§ **Exercise aim**
Return every record below exactly as written, but leave out the pictures.

• • •

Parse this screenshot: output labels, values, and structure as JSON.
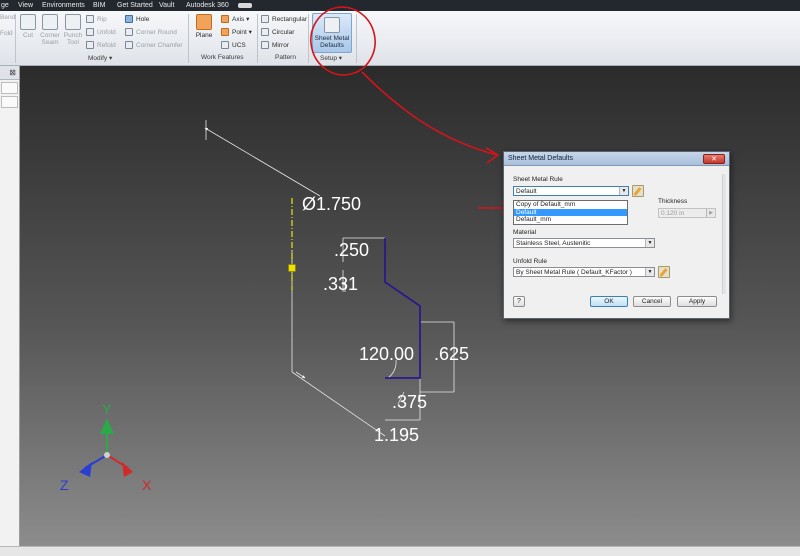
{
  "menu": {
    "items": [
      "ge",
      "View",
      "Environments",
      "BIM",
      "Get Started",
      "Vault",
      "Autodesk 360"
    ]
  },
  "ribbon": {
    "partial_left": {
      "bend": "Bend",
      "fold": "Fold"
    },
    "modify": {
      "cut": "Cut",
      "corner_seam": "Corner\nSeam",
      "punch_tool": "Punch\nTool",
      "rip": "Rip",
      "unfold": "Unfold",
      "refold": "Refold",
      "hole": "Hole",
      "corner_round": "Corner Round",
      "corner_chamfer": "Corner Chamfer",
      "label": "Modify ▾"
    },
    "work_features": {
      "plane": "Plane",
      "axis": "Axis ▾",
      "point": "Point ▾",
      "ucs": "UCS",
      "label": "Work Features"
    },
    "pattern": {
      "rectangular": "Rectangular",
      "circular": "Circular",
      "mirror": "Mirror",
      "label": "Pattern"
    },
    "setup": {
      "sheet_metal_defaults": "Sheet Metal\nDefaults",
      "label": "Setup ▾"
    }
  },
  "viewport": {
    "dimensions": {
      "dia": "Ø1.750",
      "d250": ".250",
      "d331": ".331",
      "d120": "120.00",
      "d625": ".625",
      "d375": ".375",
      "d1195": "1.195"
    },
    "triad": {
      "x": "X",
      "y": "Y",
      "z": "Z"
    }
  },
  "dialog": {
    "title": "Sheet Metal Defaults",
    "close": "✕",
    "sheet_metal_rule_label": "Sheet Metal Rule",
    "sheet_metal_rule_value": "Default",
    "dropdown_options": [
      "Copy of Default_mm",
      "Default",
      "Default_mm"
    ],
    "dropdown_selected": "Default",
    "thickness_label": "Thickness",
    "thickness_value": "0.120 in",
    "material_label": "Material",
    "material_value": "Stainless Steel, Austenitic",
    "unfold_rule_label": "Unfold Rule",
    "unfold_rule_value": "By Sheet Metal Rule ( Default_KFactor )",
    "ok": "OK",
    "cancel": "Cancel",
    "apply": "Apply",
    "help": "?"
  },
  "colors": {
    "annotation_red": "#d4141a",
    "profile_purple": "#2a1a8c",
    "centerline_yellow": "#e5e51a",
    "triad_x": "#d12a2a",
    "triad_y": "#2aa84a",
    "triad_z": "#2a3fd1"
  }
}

• • •

§ **Output for this exercise**
Parse this screenshot: output labels, values, and structure as JSON.
{
  "menu": {
    "items": [
      "ge",
      "View",
      "Environments",
      "BIM",
      "Get Started",
      "Vault",
      "Autodesk 360"
    ]
  },
  "ribbon": {
    "partial_left": {
      "bend": "Bend",
      "fold": "Fold"
    },
    "modify": {
      "cut": "Cut",
      "corner_seam": "Corner\nSeam",
      "punch_tool": "Punch\nTool",
      "rip": "Rip",
      "unfold": "Unfold",
      "refold": "Refold",
      "hole": "Hole",
      "corner_round": "Corner Round",
      "corner_chamfer": "Corner Chamfer",
      "label": "Modify ▾"
    },
    "work_features": {
      "plane": "Plane",
      "axis": "Axis ▾",
      "point": "Point ▾",
      "ucs": "UCS",
      "label": "Work Features"
    },
    "pattern": {
      "rectangular": "Rectangular",
      "circular": "Circular",
      "mirror": "Mirror",
      "label": "Pattern"
    },
    "setup": {
      "sheet_metal_defaults": "Sheet Metal\nDefaults",
      "label": "Setup ▾"
    }
  },
  "viewport": {
    "dimensions": {
      "dia": "Ø1.750",
      "d250": ".250",
      "d331": ".331",
      "d120": "120.00",
      "d625": ".625",
      "d375": ".375",
      "d1195": "1.195"
    },
    "triad": {
      "x": "X",
      "y": "Y",
      "z": "Z"
    }
  },
  "dialog": {
    "title": "Sheet Metal Defaults",
    "close": "✕",
    "sheet_metal_rule_label": "Sheet Metal Rule",
    "sheet_metal_rule_value": "Default",
    "dropdown_options": [
      "Copy of Default_mm",
      "Default",
      "Default_mm"
    ],
    "dropdown_selected": "Default",
    "thickness_label": "Thickness",
    "thickness_value": "0.120 in",
    "material_label": "Material",
    "material_value": "Stainless Steel, Austenitic",
    "unfold_rule_label": "Unfold Rule",
    "unfold_rule_value": "By Sheet Metal Rule ( Default_KFactor )",
    "ok": "OK",
    "cancel": "Cancel",
    "apply": "Apply",
    "help": "?"
  },
  "colors": {
    "annotation_red": "#d4141a",
    "profile_purple": "#2a1a8c",
    "centerline_yellow": "#e5e51a",
    "triad_x": "#d12a2a",
    "triad_y": "#2aa84a",
    "triad_z": "#2a3fd1"
  }
}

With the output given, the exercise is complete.